▶ [Data section]
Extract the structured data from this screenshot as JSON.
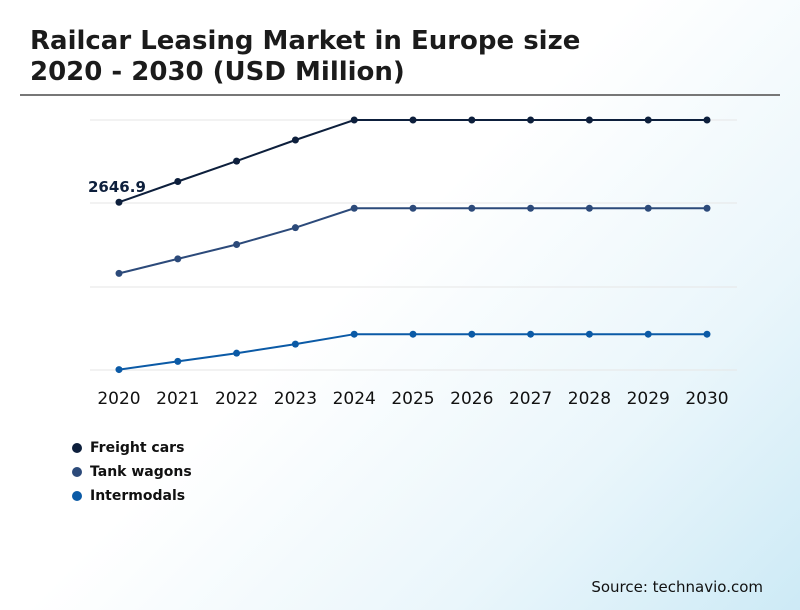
{
  "header": {
    "title_line1": "Railcar Leasing Market in Europe size",
    "title_line2": "2020 - 2030 (USD Million)"
  },
  "source": "Source: technavio.com",
  "colors": {
    "freight_cars": "#0d1f3c",
    "tank_wagons": "#2c4a7a",
    "intermodals": "#0b5aa6",
    "grid": "#e6e6e6"
  },
  "chart_data": {
    "type": "line",
    "x": [
      "2020",
      "2021",
      "2022",
      "2023",
      "2024",
      "2025",
      "2026",
      "2027",
      "2028",
      "2029",
      "2030"
    ],
    "series": [
      {
        "name": "Freight cars",
        "values": [
          2646.9,
          2791,
          2933,
          3080,
          3219,
          3219,
          3219,
          3219,
          3219,
          3219,
          3219
        ]
      },
      {
        "name": "Tank wagons",
        "values": [
          2152,
          2253,
          2353,
          2470,
          2605,
          2605,
          2605,
          2605,
          2605,
          2605,
          2605
        ]
      },
      {
        "name": "Intermodals",
        "values": [
          1483,
          1540,
          1597,
          1660,
          1729,
          1729,
          1729,
          1729,
          1729,
          1729,
          1729
        ]
      }
    ],
    "annotations": [
      {
        "series": "Freight cars",
        "x": "2020",
        "text": "2646.9"
      }
    ],
    "ylim": [
      1480,
      3219
    ],
    "grid": true,
    "legend_position": "bottom-left"
  }
}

▶ [Short exercise]
Without including any pictures, print each record exactly.

▶ [Answer to this problem]
Extract the structured data from this screenshot as JSON.
{
  "header": {
    "title_line1": "Railcar Leasing Market in Europe size",
    "title_line2": "2020 - 2030 (USD Million)"
  },
  "source": "Source: technavio.com",
  "colors": {
    "freight_cars": "#0d1f3c",
    "tank_wagons": "#2c4a7a",
    "intermodals": "#0b5aa6",
    "grid": "#e6e6e6"
  },
  "chart_data": {
    "type": "line",
    "x": [
      "2020",
      "2021",
      "2022",
      "2023",
      "2024",
      "2025",
      "2026",
      "2027",
      "2028",
      "2029",
      "2030"
    ],
    "series": [
      {
        "name": "Freight cars",
        "values": [
          2646.9,
          2791,
          2933,
          3080,
          3219,
          3219,
          3219,
          3219,
          3219,
          3219,
          3219
        ]
      },
      {
        "name": "Tank wagons",
        "values": [
          2152,
          2253,
          2353,
          2470,
          2605,
          2605,
          2605,
          2605,
          2605,
          2605,
          2605
        ]
      },
      {
        "name": "Intermodals",
        "values": [
          1483,
          1540,
          1597,
          1660,
          1729,
          1729,
          1729,
          1729,
          1729,
          1729,
          1729
        ]
      }
    ],
    "annotations": [
      {
        "series": "Freight cars",
        "x": "2020",
        "text": "2646.9"
      }
    ],
    "ylim": [
      1480,
      3219
    ],
    "grid": true,
    "legend_position": "bottom-left"
  }
}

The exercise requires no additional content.